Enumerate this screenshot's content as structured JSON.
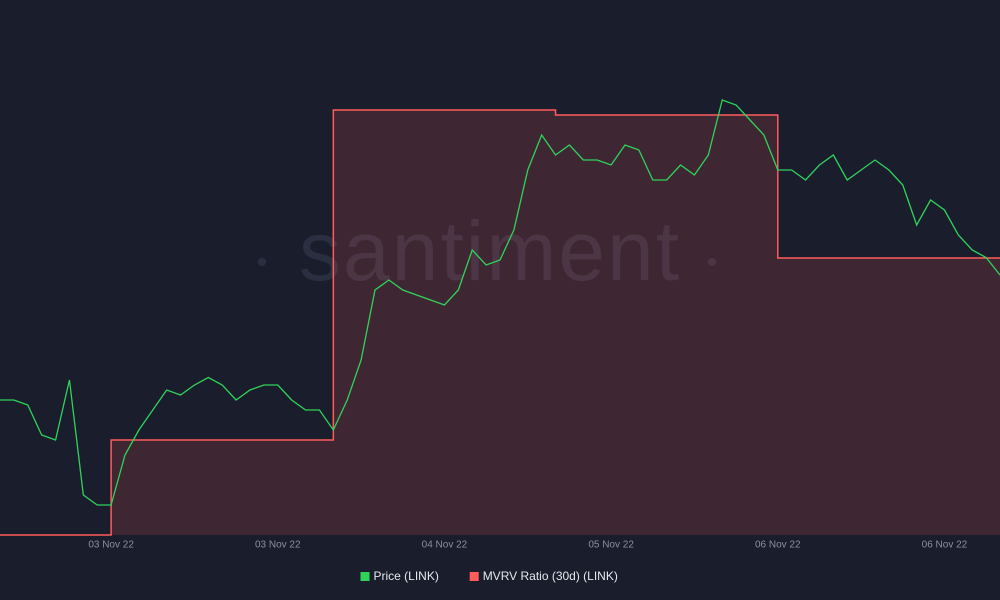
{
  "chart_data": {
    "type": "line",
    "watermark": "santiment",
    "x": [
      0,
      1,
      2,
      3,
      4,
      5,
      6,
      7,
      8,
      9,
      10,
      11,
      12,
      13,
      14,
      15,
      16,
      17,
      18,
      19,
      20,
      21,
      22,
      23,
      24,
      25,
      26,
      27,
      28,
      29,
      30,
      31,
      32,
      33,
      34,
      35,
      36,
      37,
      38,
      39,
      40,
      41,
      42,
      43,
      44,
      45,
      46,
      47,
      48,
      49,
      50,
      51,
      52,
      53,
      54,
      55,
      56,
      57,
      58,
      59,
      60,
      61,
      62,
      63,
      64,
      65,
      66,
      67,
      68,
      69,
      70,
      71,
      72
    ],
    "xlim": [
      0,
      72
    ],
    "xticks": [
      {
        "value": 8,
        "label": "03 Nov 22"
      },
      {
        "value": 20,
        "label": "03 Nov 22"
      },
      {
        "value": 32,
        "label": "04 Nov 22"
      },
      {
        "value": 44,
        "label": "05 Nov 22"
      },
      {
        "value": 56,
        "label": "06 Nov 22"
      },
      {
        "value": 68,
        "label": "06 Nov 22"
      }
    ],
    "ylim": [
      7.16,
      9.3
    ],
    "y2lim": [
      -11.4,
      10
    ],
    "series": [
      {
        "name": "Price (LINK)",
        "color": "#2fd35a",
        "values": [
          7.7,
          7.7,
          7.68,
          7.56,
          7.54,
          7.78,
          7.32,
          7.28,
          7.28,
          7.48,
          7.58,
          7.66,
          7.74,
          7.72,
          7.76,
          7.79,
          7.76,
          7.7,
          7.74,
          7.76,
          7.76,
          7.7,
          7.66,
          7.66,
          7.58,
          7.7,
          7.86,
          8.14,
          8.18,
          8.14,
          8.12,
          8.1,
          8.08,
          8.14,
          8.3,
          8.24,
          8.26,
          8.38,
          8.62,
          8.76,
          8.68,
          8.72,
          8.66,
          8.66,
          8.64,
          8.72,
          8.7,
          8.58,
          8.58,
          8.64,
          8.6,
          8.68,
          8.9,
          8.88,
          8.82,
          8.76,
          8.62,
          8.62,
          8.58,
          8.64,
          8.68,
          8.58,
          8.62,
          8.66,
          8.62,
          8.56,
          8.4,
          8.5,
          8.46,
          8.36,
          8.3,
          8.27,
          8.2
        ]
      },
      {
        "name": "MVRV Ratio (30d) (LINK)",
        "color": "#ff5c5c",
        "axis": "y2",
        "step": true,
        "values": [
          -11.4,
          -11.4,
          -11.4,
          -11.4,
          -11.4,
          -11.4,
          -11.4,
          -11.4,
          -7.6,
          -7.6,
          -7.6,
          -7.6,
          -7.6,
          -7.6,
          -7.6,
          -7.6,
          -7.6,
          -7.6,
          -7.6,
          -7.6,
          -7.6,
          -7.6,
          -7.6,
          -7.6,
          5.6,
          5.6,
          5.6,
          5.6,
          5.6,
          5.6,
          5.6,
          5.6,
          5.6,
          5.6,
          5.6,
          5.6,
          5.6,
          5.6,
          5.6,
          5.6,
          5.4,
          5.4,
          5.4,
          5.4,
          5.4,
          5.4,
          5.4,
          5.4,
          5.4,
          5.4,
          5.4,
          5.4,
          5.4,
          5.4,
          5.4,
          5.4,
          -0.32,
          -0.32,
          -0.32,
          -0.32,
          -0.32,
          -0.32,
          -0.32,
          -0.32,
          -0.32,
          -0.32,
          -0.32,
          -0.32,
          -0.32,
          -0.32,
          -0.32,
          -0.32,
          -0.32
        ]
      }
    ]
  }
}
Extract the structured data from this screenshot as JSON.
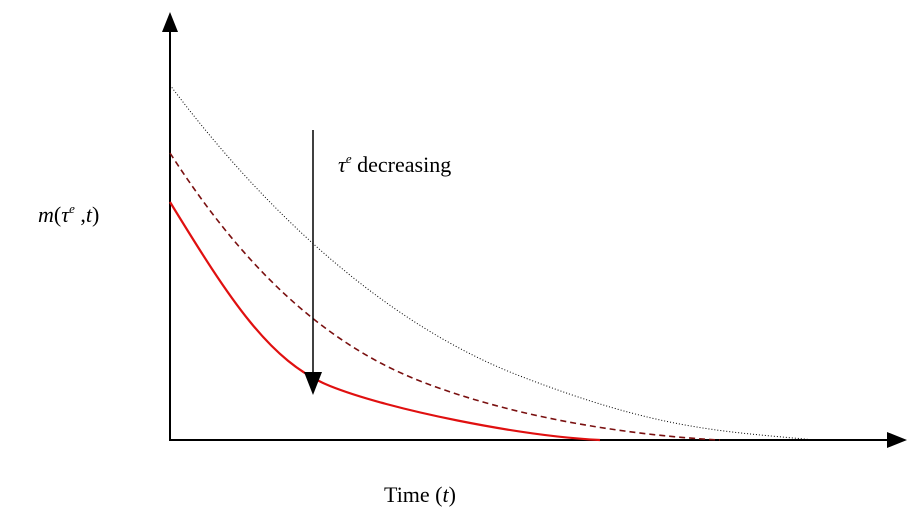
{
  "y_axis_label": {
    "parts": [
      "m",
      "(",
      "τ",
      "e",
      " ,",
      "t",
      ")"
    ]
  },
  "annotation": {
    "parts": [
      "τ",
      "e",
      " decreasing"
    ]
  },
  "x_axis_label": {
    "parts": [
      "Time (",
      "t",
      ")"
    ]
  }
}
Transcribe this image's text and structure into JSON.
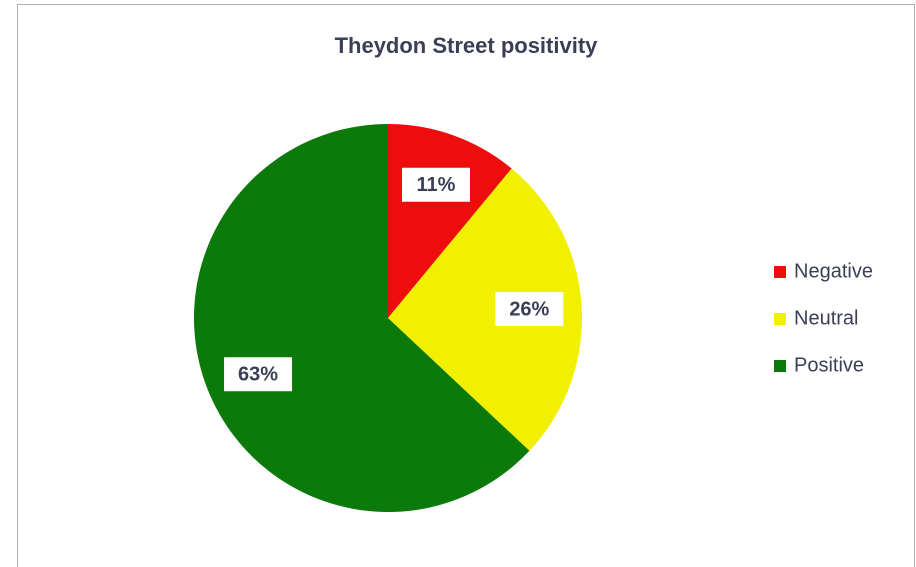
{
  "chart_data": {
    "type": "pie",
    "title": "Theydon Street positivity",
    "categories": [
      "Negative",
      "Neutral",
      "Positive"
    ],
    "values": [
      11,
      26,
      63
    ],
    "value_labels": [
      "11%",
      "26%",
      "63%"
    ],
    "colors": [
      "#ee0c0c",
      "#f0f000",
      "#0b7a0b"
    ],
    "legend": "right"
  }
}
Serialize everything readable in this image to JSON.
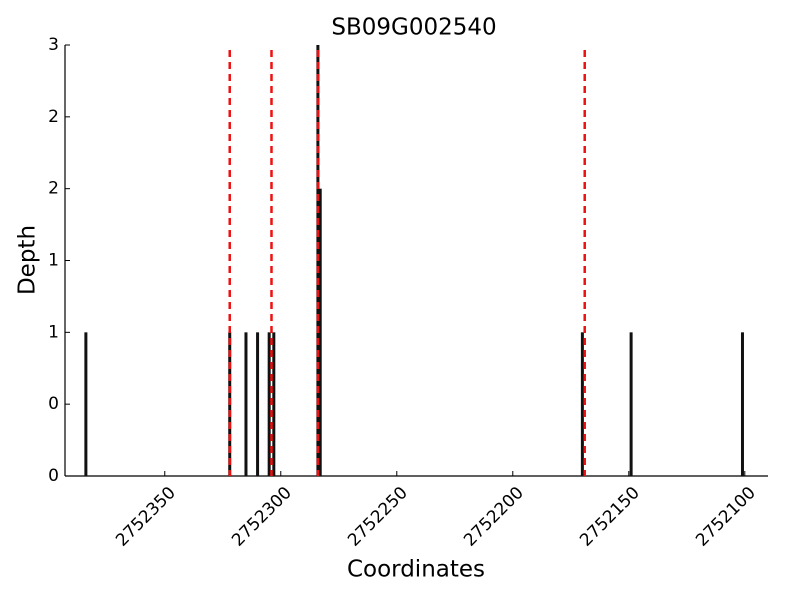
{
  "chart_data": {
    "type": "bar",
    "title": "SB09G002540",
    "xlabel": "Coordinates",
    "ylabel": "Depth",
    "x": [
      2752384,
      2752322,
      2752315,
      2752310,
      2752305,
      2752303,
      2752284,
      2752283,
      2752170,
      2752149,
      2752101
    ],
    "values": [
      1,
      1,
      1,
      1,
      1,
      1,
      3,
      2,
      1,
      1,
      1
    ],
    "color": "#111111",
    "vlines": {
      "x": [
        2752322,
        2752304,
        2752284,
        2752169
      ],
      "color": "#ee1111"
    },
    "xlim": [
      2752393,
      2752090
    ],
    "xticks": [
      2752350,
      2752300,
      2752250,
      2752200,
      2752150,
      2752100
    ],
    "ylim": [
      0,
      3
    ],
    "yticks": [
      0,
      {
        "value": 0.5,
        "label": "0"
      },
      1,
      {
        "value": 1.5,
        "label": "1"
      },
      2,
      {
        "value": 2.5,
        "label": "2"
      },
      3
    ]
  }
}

——

§ **INSTRUCTION**
Go through the entries above and pull out each line with "name" in it.

§ **CORRECT ANSWER**
        "name": "Price (LINK)",
        "name": "MVRV Ratio (30d) (LINK)",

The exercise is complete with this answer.